### What is required
Give back every record word for word, keeping the pictures out.

### Data shown
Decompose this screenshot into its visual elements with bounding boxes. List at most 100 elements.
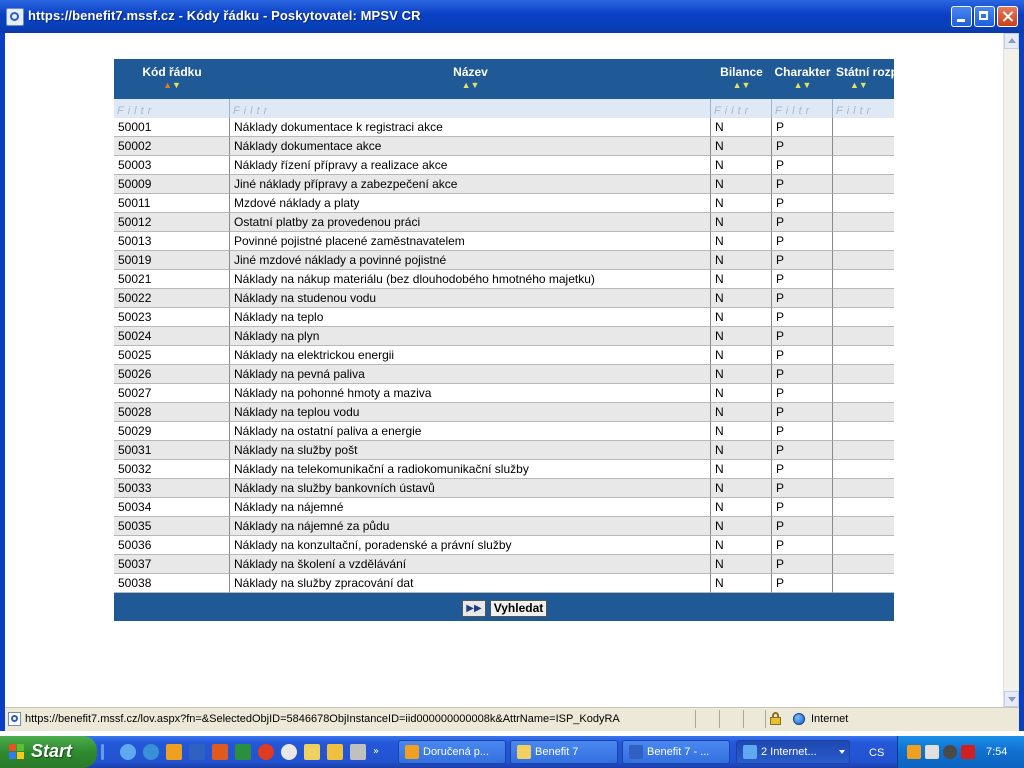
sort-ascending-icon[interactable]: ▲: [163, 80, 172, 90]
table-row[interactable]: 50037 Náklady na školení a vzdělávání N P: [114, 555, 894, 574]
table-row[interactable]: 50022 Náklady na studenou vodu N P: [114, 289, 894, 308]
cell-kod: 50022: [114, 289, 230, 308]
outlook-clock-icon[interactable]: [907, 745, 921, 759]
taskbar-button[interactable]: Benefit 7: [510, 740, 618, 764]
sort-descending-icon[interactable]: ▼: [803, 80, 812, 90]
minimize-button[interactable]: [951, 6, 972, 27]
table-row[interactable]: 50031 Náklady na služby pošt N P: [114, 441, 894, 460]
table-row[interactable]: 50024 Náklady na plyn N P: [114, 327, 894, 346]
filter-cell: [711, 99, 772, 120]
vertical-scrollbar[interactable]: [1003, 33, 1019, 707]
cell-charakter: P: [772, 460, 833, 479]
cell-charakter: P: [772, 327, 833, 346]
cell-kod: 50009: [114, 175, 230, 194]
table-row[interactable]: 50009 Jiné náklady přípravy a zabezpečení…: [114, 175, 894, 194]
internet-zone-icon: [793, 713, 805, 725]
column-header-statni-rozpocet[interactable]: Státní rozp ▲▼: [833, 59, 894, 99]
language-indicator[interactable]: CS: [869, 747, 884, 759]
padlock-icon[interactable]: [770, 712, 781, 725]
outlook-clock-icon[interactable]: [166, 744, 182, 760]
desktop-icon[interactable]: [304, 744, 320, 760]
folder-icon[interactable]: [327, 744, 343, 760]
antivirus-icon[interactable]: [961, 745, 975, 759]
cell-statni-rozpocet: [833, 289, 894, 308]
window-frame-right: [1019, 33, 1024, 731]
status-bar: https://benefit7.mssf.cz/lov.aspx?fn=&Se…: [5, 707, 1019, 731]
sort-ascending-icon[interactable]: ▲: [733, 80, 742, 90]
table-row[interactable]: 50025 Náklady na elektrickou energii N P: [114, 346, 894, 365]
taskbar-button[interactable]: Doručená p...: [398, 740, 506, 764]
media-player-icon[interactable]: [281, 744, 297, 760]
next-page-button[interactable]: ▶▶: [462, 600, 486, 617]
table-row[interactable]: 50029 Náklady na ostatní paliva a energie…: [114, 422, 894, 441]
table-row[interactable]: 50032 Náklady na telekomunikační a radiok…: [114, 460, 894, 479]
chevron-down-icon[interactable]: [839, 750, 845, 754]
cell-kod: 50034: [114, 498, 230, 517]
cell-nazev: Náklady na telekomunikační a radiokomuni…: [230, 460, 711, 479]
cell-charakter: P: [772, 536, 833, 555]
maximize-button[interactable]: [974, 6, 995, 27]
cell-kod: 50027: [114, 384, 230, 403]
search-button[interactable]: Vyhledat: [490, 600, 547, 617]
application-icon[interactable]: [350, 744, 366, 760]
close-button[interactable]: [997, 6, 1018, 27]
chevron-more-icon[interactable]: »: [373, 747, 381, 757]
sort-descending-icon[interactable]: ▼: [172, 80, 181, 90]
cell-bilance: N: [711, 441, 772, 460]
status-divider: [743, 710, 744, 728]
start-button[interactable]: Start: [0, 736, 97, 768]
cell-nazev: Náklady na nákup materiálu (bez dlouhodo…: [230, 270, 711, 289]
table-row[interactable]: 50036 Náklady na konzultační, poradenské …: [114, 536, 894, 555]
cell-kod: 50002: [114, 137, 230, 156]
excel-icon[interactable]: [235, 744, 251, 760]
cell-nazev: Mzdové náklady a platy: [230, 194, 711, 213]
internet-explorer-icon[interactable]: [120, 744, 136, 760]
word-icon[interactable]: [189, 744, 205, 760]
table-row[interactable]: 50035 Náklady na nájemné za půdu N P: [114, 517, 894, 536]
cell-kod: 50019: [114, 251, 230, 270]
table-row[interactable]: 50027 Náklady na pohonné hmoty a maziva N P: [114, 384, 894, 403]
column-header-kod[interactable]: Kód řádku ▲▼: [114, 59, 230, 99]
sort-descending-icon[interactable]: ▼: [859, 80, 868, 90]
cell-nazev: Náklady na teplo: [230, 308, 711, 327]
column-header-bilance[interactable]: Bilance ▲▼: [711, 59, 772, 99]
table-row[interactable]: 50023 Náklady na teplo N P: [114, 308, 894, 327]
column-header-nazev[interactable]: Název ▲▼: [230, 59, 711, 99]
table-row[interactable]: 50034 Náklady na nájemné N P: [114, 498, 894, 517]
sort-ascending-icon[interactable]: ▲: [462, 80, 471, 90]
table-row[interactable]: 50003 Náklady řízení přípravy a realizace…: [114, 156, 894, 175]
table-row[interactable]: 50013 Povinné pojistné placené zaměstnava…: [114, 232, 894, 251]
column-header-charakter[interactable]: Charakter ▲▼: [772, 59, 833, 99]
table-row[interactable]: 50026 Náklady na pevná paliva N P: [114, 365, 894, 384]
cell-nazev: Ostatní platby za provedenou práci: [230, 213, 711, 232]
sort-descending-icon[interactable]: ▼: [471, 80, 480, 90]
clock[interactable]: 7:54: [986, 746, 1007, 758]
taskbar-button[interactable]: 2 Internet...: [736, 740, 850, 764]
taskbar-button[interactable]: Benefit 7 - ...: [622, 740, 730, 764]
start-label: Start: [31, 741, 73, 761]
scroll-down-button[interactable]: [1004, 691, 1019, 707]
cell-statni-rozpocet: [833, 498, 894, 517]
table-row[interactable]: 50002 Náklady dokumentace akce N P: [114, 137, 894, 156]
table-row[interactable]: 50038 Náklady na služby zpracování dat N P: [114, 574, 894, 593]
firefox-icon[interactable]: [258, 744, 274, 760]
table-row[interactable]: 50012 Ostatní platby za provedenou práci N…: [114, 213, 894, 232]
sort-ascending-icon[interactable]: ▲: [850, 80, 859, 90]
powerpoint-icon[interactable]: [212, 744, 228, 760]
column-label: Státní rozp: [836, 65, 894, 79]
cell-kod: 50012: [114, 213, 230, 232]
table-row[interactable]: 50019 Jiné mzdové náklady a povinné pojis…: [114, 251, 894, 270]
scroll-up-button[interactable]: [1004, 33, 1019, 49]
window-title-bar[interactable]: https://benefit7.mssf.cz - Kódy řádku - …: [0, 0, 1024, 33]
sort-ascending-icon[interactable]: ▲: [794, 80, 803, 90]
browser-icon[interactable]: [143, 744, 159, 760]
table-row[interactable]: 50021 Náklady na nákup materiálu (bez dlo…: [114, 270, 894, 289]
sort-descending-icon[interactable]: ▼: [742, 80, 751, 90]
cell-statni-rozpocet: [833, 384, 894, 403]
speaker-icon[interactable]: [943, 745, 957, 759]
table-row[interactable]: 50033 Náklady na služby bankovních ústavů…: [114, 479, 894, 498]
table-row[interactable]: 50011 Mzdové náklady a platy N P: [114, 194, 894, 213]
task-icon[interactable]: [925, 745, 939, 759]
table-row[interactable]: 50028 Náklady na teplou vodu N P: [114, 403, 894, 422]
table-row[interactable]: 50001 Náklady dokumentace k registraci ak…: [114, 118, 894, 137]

### Output below
Decompose this screenshot into its visual elements with bounding boxes. List at most 100 elements.
sort-ascending-icon[interactable]: ▲: [163, 80, 172, 90]
table-row[interactable]: 50037 Náklady na školení a vzdělávání N P: [114, 555, 894, 574]
table-row[interactable]: 50022 Náklady na studenou vodu N P: [114, 289, 894, 308]
cell-kod: 50022: [114, 289, 230, 308]
outlook-clock-icon[interactable]: [907, 745, 921, 759]
taskbar-button[interactable]: Benefit 7: [510, 740, 618, 764]
sort-descending-icon[interactable]: ▼: [803, 80, 812, 90]
minimize-button[interactable]: [951, 6, 972, 27]
table-row[interactable]: 50031 Náklady na služby pošt N P: [114, 441, 894, 460]
table-row[interactable]: 50024 Náklady na plyn N P: [114, 327, 894, 346]
filter-cell: [711, 99, 772, 120]
vertical-scrollbar[interactable]: [1003, 33, 1019, 707]
cell-charakter: P: [772, 460, 833, 479]
cell-charakter: P: [772, 327, 833, 346]
cell-kod: 50009: [114, 175, 230, 194]
table-row[interactable]: 50009 Jiné náklady přípravy a zabezpečení…: [114, 175, 894, 194]
internet-zone-icon: [793, 713, 805, 725]
column-header-statni-rozpocet[interactable]: Státní rozp ▲▼: [833, 59, 894, 99]
language-indicator[interactable]: CS: [869, 747, 884, 759]
padlock-icon[interactable]: [770, 712, 781, 725]
outlook-clock-icon[interactable]: [166, 744, 182, 760]
desktop-icon[interactable]: [304, 744, 320, 760]
folder-icon[interactable]: [327, 744, 343, 760]
antivirus-icon[interactable]: [961, 745, 975, 759]
cell-statni-rozpocet: [833, 289, 894, 308]
window-frame-right: [1019, 33, 1024, 731]
status-bar: https://benefit7.mssf.cz/lov.aspx?fn=&Se…: [5, 707, 1019, 731]
sort-ascending-icon[interactable]: ▲: [733, 80, 742, 90]
table-row[interactable]: 50025 Náklady na elektrickou energii N P: [114, 346, 894, 365]
taskbar-button[interactable]: Doručená p...: [398, 740, 506, 764]
media-player-icon[interactable]: [281, 744, 297, 760]
next-page-button[interactable]: ▶▶: [462, 600, 486, 617]
table-row[interactable]: 50029 Náklady na ostatní paliva a energie…: [114, 422, 894, 441]
table-row[interactable]: 50032 Náklady na telekomunikační a radiok…: [114, 460, 894, 479]
chevron-down-icon[interactable]: [839, 750, 845, 754]
cell-kod: 50034: [114, 498, 230, 517]
cell-nazev: Náklady na telekomunikační a radiokomuni…: [230, 460, 711, 479]
cell-charakter: P: [772, 536, 833, 555]
maximize-button[interactable]: [974, 6, 995, 27]
cell-kod: 50027: [114, 384, 230, 403]
search-button[interactable]: Vyhledat: [490, 600, 547, 617]
application-icon[interactable]: [350, 744, 366, 760]
close-button[interactable]: [997, 6, 1018, 27]
chevron-more-icon[interactable]: »: [373, 747, 381, 757]
sort-descending-icon[interactable]: ▼: [172, 80, 181, 90]
cell-bilance: N: [711, 441, 772, 460]
status-divider: [743, 710, 744, 728]
start-button[interactable]: Start: [0, 736, 97, 768]
cell-nazev: Náklady na nákup materiálu (bez dlouhodo…: [230, 270, 711, 289]
table-row[interactable]: 50036 Náklady na konzultační, poradenské …: [114, 536, 894, 555]
cell-kod: 50002: [114, 137, 230, 156]
excel-icon[interactable]: [235, 744, 251, 760]
cell-nazev: Mzdové náklady a platy: [230, 194, 711, 213]
internet-explorer-icon[interactable]: [120, 744, 136, 760]
word-icon[interactable]: [189, 744, 205, 760]
table-row[interactable]: 50035 Náklady na nájemné za půdu N P: [114, 517, 894, 536]
cell-kod: 50019: [114, 251, 230, 270]
table-row[interactable]: 50027 Náklady na pohonné hmoty a maziva N P: [114, 384, 894, 403]
column-header-kod[interactable]: Kód řádku ▲▼: [114, 59, 230, 99]
sort-descending-icon[interactable]: ▼: [859, 80, 868, 90]
cell-nazev: Náklady na teplo: [230, 308, 711, 327]
column-header-bilance[interactable]: Bilance ▲▼: [711, 59, 772, 99]
table-row[interactable]: 50023 Náklady na teplo N P: [114, 308, 894, 327]
column-header-nazev[interactable]: Název ▲▼: [230, 59, 711, 99]
table-row[interactable]: 50034 Náklady na nájemné N P: [114, 498, 894, 517]
sort-ascending-icon[interactable]: ▲: [462, 80, 471, 90]
table-row[interactable]: 50003 Náklady řízení přípravy a realizace…: [114, 156, 894, 175]
table-row[interactable]: 50013 Povinné pojistné placené zaměstnava…: [114, 232, 894, 251]
column-header-charakter[interactable]: Charakter ▲▼: [772, 59, 833, 99]
table-row[interactable]: 50026 Náklady na pevná paliva N P: [114, 365, 894, 384]
cell-nazev: Ostatní platby za provedenou práci: [230, 213, 711, 232]
sort-descending-icon[interactable]: ▼: [471, 80, 480, 90]
clock[interactable]: 7:54: [986, 746, 1007, 758]
taskbar-button[interactable]: 2 Internet...: [736, 740, 850, 764]
taskbar-button[interactable]: Benefit 7 - ...: [622, 740, 730, 764]
start-label: Start: [31, 741, 73, 761]
scroll-down-button[interactable]: [1004, 691, 1019, 707]
cell-statni-rozpocet: [833, 498, 894, 517]
table-row[interactable]: 50002 Náklady dokumentace akce N P: [114, 137, 894, 156]
table-row[interactable]: 50038 Náklady na služby zpracování dat N P: [114, 574, 894, 593]
firefox-icon[interactable]: [258, 744, 274, 760]
table-row[interactable]: 50012 Ostatní platby za provedenou práci N…: [114, 213, 894, 232]
sort-ascending-icon[interactable]: ▲: [850, 80, 859, 90]
powerpoint-icon[interactable]: [212, 744, 228, 760]
column-label: Státní rozp: [836, 65, 894, 79]
cell-kod: 50012: [114, 213, 230, 232]
table-row[interactable]: 50019 Jiné mzdové náklady a povinné pojis…: [114, 251, 894, 270]
scroll-up-button[interactable]: [1004, 33, 1019, 49]
window-title-bar[interactable]: https://benefit7.mssf.cz - Kódy řádku - …: [0, 0, 1024, 33]
sort-ascending-icon[interactable]: ▲: [794, 80, 803, 90]
browser-icon[interactable]: [143, 744, 159, 760]
table-row[interactable]: 50021 Náklady na nákup materiálu (bez dlo…: [114, 270, 894, 289]
sort-descending-icon[interactable]: ▼: [742, 80, 751, 90]
cell-statni-rozpocet: [833, 384, 894, 403]
speaker-icon[interactable]: [943, 745, 957, 759]
table-row[interactable]: 50033 Náklady na služby bankovních ústavů…: [114, 479, 894, 498]
table-row[interactable]: 50011 Mzdové náklady a platy N P: [114, 194, 894, 213]
task-icon[interactable]: [925, 745, 939, 759]
table-row[interactable]: 50028 Náklady na teplou vodu N P: [114, 403, 894, 422]
table-row[interactable]: 50001 Náklady dokumentace k registraci ak…: [114, 118, 894, 137]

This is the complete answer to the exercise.